**Work to complete:**
Collect all lines from the records below that include the word "will".

**Exercise input:**
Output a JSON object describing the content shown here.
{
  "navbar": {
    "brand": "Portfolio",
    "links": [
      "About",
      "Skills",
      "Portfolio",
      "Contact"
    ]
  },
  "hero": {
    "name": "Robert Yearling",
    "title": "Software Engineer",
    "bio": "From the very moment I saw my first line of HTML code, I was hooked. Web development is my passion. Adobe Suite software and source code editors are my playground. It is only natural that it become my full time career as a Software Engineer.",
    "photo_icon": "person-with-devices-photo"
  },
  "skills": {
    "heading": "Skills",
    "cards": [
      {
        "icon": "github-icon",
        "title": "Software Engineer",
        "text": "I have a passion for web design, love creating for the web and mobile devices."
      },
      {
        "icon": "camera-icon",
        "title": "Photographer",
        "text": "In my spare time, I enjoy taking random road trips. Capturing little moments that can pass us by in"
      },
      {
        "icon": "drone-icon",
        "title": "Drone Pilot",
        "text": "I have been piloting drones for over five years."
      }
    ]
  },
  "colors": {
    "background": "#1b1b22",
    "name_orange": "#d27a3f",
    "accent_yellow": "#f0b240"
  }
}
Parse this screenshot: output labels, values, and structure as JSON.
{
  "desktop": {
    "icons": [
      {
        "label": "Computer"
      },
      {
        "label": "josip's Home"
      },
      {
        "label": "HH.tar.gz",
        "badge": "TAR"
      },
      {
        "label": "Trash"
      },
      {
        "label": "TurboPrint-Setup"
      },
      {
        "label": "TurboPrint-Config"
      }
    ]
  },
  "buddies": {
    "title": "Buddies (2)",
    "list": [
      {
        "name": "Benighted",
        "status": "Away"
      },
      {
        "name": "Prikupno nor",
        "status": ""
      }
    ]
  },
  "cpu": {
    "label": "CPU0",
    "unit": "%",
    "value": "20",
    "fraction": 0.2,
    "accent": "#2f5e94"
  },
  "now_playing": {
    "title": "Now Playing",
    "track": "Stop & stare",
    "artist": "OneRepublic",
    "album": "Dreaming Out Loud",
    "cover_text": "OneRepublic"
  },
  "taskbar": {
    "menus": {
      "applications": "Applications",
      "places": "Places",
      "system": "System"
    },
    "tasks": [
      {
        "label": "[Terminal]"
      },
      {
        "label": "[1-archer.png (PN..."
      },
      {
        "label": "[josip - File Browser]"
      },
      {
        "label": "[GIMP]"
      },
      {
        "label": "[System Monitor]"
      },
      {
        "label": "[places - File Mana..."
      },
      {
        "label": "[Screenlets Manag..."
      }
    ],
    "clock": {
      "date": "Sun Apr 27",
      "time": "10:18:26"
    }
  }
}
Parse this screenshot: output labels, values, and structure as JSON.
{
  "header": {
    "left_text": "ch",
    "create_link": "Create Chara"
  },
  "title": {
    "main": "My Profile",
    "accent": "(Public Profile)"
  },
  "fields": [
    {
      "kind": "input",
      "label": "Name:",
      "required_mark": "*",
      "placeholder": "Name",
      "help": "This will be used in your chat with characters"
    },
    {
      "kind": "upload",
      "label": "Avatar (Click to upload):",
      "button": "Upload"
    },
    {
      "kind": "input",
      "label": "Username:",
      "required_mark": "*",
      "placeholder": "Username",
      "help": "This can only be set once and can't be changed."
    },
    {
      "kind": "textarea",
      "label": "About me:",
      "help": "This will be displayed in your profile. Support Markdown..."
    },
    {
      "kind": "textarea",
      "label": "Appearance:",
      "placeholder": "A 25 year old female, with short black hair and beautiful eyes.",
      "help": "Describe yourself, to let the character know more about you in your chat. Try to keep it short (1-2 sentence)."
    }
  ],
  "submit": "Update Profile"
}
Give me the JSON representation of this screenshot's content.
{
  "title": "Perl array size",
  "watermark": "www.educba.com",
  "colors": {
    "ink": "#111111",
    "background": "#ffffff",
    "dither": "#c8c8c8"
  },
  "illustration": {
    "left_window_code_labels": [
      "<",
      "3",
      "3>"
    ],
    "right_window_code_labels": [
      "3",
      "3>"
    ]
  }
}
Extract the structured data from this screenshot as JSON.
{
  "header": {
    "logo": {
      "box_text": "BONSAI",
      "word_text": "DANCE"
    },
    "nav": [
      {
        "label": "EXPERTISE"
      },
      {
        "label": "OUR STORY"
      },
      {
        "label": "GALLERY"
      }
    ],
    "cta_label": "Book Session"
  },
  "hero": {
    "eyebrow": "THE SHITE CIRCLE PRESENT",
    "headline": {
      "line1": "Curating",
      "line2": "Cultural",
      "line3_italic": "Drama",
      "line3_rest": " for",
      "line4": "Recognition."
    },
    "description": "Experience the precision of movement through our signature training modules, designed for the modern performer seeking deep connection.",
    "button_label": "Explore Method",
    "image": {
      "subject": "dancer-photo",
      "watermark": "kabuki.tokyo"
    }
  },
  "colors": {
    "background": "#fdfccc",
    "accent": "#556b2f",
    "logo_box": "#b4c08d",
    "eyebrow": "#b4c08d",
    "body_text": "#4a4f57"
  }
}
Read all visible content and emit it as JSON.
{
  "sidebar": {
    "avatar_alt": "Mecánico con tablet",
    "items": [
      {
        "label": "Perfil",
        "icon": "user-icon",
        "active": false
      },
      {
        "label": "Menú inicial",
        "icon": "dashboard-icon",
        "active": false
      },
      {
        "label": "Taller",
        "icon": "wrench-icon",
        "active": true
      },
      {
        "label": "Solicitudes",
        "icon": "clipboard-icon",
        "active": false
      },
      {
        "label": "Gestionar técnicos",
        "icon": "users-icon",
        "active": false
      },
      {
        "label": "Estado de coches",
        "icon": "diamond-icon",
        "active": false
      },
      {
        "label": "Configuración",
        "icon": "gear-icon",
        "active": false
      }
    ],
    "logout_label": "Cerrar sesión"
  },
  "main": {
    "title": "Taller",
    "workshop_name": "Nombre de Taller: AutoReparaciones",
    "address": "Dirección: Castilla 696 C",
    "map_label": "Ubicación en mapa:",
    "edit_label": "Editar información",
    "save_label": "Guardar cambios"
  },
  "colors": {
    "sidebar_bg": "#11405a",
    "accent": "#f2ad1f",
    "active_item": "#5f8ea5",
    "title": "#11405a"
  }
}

**Output for this task:**
      "help": "This will be used in your chat with characters"
      "help": "This will be displayed in your profile. Support Markdown..."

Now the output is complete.